[start]

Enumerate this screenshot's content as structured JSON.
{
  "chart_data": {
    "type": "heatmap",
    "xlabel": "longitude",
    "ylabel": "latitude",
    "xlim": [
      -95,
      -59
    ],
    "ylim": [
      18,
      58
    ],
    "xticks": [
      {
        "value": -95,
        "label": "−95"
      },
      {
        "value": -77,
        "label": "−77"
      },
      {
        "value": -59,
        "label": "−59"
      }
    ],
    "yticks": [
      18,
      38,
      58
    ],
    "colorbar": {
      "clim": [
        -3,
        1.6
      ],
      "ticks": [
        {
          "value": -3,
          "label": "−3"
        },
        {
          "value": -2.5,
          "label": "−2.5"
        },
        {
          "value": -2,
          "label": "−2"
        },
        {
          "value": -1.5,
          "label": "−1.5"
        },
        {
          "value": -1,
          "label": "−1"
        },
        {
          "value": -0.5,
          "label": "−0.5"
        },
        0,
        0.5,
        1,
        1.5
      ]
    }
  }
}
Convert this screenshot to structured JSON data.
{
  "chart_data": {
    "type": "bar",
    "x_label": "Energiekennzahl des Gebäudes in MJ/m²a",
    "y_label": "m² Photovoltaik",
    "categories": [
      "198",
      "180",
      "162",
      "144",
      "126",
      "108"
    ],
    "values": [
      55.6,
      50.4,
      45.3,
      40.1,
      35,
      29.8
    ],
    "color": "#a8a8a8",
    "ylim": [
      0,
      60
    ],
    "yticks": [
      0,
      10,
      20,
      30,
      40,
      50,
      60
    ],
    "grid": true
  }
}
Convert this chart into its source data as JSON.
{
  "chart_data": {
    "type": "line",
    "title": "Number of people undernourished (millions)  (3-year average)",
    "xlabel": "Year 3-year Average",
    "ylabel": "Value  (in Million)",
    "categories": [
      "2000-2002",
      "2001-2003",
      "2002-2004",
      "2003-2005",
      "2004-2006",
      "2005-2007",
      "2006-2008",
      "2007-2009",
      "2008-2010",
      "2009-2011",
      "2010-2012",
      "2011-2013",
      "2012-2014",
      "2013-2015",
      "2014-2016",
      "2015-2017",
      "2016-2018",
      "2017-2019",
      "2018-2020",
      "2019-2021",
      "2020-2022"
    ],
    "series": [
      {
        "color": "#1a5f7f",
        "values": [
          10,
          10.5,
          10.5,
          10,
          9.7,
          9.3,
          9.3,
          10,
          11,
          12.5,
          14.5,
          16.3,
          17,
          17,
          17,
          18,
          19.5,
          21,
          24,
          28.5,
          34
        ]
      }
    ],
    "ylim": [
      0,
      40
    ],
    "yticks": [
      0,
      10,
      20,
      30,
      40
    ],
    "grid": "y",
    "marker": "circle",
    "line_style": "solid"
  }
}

[end]

**EXERCISE DIRECTIONS**
Using the listing, say how many lines include the word "screenshot", and add nothing else.

**RESULT OF THIS TASK**
2